Retype the listing that follows, word for word.

(Extracted data entries)

· · · · ·

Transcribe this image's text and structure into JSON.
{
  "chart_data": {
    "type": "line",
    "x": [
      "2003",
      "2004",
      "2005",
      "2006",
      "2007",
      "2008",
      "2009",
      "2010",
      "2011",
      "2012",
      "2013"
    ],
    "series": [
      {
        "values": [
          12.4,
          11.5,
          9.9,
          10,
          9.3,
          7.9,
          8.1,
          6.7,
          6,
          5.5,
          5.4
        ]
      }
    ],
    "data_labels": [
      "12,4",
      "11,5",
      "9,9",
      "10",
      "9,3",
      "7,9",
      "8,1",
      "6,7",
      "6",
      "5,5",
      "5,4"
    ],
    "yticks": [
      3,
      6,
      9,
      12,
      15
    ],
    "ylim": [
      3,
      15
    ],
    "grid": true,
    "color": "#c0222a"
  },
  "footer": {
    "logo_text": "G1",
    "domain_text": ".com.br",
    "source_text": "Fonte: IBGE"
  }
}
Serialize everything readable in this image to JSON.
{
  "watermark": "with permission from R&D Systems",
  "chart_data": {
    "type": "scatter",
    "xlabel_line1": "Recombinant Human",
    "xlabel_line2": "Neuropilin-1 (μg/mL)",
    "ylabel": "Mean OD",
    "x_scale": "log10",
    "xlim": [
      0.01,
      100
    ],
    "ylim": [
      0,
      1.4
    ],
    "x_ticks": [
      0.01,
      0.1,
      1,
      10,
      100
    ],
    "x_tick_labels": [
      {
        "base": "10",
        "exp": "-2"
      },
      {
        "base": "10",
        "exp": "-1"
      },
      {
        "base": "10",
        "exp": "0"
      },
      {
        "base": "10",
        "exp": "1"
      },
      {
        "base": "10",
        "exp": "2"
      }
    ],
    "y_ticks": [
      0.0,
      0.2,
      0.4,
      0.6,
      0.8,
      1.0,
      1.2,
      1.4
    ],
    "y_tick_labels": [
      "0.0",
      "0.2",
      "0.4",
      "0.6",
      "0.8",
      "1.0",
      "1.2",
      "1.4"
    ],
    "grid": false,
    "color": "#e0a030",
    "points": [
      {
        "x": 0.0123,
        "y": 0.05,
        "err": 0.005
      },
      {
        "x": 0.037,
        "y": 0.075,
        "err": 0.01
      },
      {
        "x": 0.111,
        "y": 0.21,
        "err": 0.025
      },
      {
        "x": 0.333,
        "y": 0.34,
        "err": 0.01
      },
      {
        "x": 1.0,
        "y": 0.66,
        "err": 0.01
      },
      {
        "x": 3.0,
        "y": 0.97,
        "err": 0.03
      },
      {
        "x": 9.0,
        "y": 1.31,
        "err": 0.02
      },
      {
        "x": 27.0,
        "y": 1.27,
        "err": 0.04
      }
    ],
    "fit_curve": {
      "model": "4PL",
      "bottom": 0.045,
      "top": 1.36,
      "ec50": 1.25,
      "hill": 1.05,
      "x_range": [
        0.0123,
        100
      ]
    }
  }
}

· · · · ·

Solution for this problem.
Transcribe this image's text and structure into JSON.
{
  "chart_data": {
    "type": "line",
    "x": [
      "2003",
      "2004",
      "2005",
      "2006",
      "2007",
      "2008",
      "2009",
      "2010",
      "2011",
      "2012",
      "2013"
    ],
    "series": [
      {
        "values": [
          12.4,
          11.5,
          9.9,
          10,
          9.3,
          7.9,
          8.1,
          6.7,
          6,
          5.5,
          5.4
        ]
      }
    ],
    "data_labels": [
      "12,4",
      "11,5",
      "9,9",
      "10",
      "9,3",
      "7,9",
      "8,1",
      "6,7",
      "6",
      "5,5",
      "5,4"
    ],
    "yticks": [
      3,
      6,
      9,
      12,
      15
    ],
    "ylim": [
      3,
      15
    ],
    "grid": true,
    "color": "#c0222a"
  },
  "footer": {
    "logo_text": "G1",
    "domain_text": ".com.br",
    "source_text": "Fonte: IBGE"
  }
}
Serialize everything readable in this image to JSON.
{
  "watermark": "with permission from R&D Systems",
  "chart_data": {
    "type": "scatter",
    "xlabel_line1": "Recombinant Human",
    "xlabel_line2": "Neuropilin-1 (μg/mL)",
    "ylabel": "Mean OD",
    "x_scale": "log10",
    "xlim": [
      0.01,
      100
    ],
    "ylim": [
      0,
      1.4
    ],
    "x_ticks": [
      0.01,
      0.1,
      1,
      10,
      100
    ],
    "x_tick_labels": [
      {
        "base": "10",
        "exp": "-2"
      },
      {
        "base": "10",
        "exp": "-1"
      },
      {
        "base": "10",
        "exp": "0"
      },
      {
        "base": "10",
        "exp": "1"
      },
      {
        "base": "10",
        "exp": "2"
      }
    ],
    "y_ticks": [
      0.0,
      0.2,
      0.4,
      0.6,
      0.8,
      1.0,
      1.2,
      1.4
    ],
    "y_tick_labels": [
      "0.0",
      "0.2",
      "0.4",
      "0.6",
      "0.8",
      "1.0",
      "1.2",
      "1.4"
    ],
    "grid": false,
    "color": "#e0a030",
    "points": [
      {
        "x": 0.0123,
        "y": 0.05,
        "err": 0.005
      },
      {
        "x": 0.037,
        "y": 0.075,
        "err": 0.01
      },
      {
        "x": 0.111,
        "y": 0.21,
        "err": 0.025
      },
      {
        "x": 0.333,
        "y": 0.34,
        "err": 0.01
      },
      {
        "x": 1.0,
        "y": 0.66,
        "err": 0.01
      },
      {
        "x": 3.0,
        "y": 0.97,
        "err": 0.03
      },
      {
        "x": 9.0,
        "y": 1.31,
        "err": 0.02
      },
      {
        "x": 27.0,
        "y": 1.27,
        "err": 0.04
      }
    ],
    "fit_curve": {
      "model": "4PL",
      "bottom": 0.045,
      "top": 1.36,
      "ec50": 1.25,
      "hill": 1.05,
      "x_range": [
        0.0123,
        100
      ]
    }
  }
}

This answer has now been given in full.